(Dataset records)
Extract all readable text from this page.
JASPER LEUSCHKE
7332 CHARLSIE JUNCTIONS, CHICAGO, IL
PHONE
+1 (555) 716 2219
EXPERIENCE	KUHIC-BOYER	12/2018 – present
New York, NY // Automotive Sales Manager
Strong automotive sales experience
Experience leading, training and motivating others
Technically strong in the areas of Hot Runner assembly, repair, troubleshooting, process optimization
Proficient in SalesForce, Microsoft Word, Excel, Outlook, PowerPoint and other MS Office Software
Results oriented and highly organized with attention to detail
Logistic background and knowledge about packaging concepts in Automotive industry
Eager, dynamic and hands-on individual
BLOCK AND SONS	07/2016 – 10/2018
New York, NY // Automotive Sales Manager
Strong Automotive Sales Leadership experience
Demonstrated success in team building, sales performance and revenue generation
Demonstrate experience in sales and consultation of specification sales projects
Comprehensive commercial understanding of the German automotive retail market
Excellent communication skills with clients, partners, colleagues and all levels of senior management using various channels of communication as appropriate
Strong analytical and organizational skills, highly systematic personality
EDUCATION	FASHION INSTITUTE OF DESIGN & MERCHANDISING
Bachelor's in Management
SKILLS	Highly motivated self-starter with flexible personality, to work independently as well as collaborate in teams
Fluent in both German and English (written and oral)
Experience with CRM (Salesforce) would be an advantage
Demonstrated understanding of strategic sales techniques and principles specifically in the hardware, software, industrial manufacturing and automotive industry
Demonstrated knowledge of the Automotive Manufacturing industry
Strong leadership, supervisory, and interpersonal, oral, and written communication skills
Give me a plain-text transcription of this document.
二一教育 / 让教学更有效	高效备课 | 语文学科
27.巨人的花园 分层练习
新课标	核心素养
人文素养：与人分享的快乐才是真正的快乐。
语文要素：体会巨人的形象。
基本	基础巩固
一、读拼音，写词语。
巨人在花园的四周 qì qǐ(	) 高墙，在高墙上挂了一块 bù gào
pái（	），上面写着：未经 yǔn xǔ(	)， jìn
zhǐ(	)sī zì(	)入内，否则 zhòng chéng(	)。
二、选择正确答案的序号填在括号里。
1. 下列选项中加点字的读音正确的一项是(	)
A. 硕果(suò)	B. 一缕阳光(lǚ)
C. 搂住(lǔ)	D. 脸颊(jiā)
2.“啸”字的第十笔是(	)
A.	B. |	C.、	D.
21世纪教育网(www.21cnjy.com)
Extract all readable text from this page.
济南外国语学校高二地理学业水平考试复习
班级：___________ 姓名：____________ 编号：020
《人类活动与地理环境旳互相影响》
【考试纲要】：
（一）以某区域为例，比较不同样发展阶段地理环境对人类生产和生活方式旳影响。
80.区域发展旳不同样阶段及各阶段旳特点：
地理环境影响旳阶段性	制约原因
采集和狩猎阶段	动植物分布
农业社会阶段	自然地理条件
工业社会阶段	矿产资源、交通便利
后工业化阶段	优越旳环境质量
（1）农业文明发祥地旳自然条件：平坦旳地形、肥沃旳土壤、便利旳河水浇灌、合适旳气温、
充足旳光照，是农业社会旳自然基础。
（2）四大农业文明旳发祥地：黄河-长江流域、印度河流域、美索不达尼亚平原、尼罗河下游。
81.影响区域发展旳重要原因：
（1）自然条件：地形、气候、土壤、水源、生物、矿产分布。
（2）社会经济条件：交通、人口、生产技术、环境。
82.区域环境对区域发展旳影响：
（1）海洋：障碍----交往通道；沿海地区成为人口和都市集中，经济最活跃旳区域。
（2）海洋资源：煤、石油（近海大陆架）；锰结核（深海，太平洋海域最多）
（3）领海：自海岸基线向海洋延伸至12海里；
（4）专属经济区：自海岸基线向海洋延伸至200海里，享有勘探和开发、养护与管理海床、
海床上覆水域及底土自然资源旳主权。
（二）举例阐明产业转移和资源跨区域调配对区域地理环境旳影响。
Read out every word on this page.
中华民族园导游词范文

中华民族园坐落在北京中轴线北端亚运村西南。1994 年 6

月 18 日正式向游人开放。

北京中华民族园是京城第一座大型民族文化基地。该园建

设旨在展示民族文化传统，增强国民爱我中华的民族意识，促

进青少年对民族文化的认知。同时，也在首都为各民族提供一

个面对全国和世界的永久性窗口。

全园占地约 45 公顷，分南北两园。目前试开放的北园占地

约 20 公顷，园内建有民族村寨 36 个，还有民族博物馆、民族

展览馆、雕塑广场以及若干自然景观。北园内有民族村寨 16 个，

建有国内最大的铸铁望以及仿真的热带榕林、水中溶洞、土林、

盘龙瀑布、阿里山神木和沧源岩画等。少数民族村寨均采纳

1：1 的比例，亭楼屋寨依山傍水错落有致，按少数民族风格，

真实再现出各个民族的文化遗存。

- **Brief**: The records above should be returned exactly.

- **Full solution**:
Extract all readable text from this page.
JASPER LEUSCHKE
7332 CHARLSIE JUNCTIONS, CHICAGO, IL
PHONE
+1 (555) 716 2219
EXPERIENCE	KUHIC-BOYER	12/2018 – present
New York, NY // Automotive Sales Manager
Strong automotive sales experience
Experience leading, training and motivating others
Technically strong in the areas of Hot Runner assembly, repair, troubleshooting, process optimization
Proficient in SalesForce, Microsoft Word, Excel, Outlook, PowerPoint and other MS Office Software
Results oriented and highly organized with attention to detail
Logistic background and knowledge about packaging concepts in Automotive industry
Eager, dynamic and hands-on individual
BLOCK AND SONS	07/2016 – 10/2018
New York, NY // Automotive Sales Manager
Strong Automotive Sales Leadership experience
Demonstrated success in team building, sales performance and revenue generation
Demonstrate experience in sales and consultation of specification sales projects
Comprehensive commercial understanding of the German automotive retail market
Excellent communication skills with clients, partners, colleagues and all levels of senior management using various channels of communication as appropriate
Strong analytical and organizational skills, highly systematic personality
EDUCATION	FASHION INSTITUTE OF DESIGN & MERCHANDISING
Bachelor's in Management
SKILLS	Highly motivated self-starter with flexible personality, to work independently as well as collaborate in teams
Fluent in both German and English (written and oral)
Experience with CRM (Salesforce) would be an advantage
Demonstrated understanding of strategic sales techniques and principles specifically in the hardware, software, industrial manufacturing and automotive industry
Demonstrated knowledge of the Automotive Manufacturing industry
Strong leadership, supervisory, and interpersonal, oral, and written communication skills
Give me a plain-text transcription of this document.
二一教育 / 让教学更有效	高效备课 | 语文学科
27.巨人的花园 分层练习
新课标	核心素养
人文素养：与人分享的快乐才是真正的快乐。
语文要素：体会巨人的形象。
基本	基础巩固
一、读拼音，写词语。
巨人在花园的四周 qì qǐ(	) 高墙，在高墙上挂了一块 bù gào
pái（	），上面写着：未经 yǔn xǔ(	)， jìn
zhǐ(	)sī zì(	)入内，否则 zhòng chéng(	)。
二、选择正确答案的序号填在括号里。
1. 下列选项中加点字的读音正确的一项是(	)
A. 硕果(suò)	B. 一缕阳光(lǚ)
C. 搂住(lǔ)	D. 脸颊(jiā)
2.“啸”字的第十笔是(	)
A.	B. |	C.、	D.
21世纪教育网(www.21cnjy.com)
Extract all readable text from this page.
济南外国语学校高二地理学业水平考试复习
班级：___________ 姓名：____________ 编号：020
《人类活动与地理环境旳互相影响》
【考试纲要】：
（一）以某区域为例，比较不同样发展阶段地理环境对人类生产和生活方式旳影响。
80.区域发展旳不同样阶段及各阶段旳特点：
地理环境影响旳阶段性	制约原因
采集和狩猎阶段	动植物分布
农业社会阶段	自然地理条件
工业社会阶段	矿产资源、交通便利
后工业化阶段	优越旳环境质量
（1）农业文明发祥地旳自然条件：平坦旳地形、肥沃旳土壤、便利旳河水浇灌、合适旳气温、
充足旳光照，是农业社会旳自然基础。
（2）四大农业文明旳发祥地：黄河-长江流域、印度河流域、美索不达尼亚平原、尼罗河下游。
81.影响区域发展旳重要原因：
（1）自然条件：地形、气候、土壤、水源、生物、矿产分布。
（2）社会经济条件：交通、人口、生产技术、环境。
82.区域环境对区域发展旳影响：
（1）海洋：障碍----交往通道；沿海地区成为人口和都市集中，经济最活跃旳区域。
（2）海洋资源：煤、石油（近海大陆架）；锰结核（深海，太平洋海域最多）
（3）领海：自海岸基线向海洋延伸至12海里；
（4）专属经济区：自海岸基线向海洋延伸至200海里，享有勘探和开发、养护与管理海床、
海床上覆水域及底土自然资源旳主权。
（二）举例阐明产业转移和资源跨区域调配对区域地理环境旳影响。
Read out every word on this page.
中华民族园导游词范文

中华民族园坐落在北京中轴线北端亚运村西南。1994 年 6

月 18 日正式向游人开放。

北京中华民族园是京城第一座大型民族文化基地。该园建

设旨在展示民族文化传统，增强国民爱我中华的民族意识，促

进青少年对民族文化的认知。同时，也在首都为各民族提供一

个面对全国和世界的永久性窗口。

全园占地约 45 公顷，分南北两园。目前试开放的北园占地

约 20 公顷，园内建有民族村寨 36 个，还有民族博物馆、民族

展览馆、雕塑广场以及若干自然景观。北园内有民族村寨 16 个，

建有国内最大的铸铁望以及仿真的热带榕林、水中溶洞、土林、

盘龙瀑布、阿里山神木和沧源岩画等。少数民族村寨均采纳

1：1 的比例，亭楼屋寨依山傍水错落有致，按少数民族风格，

真实再现出各个民族的文化遗存。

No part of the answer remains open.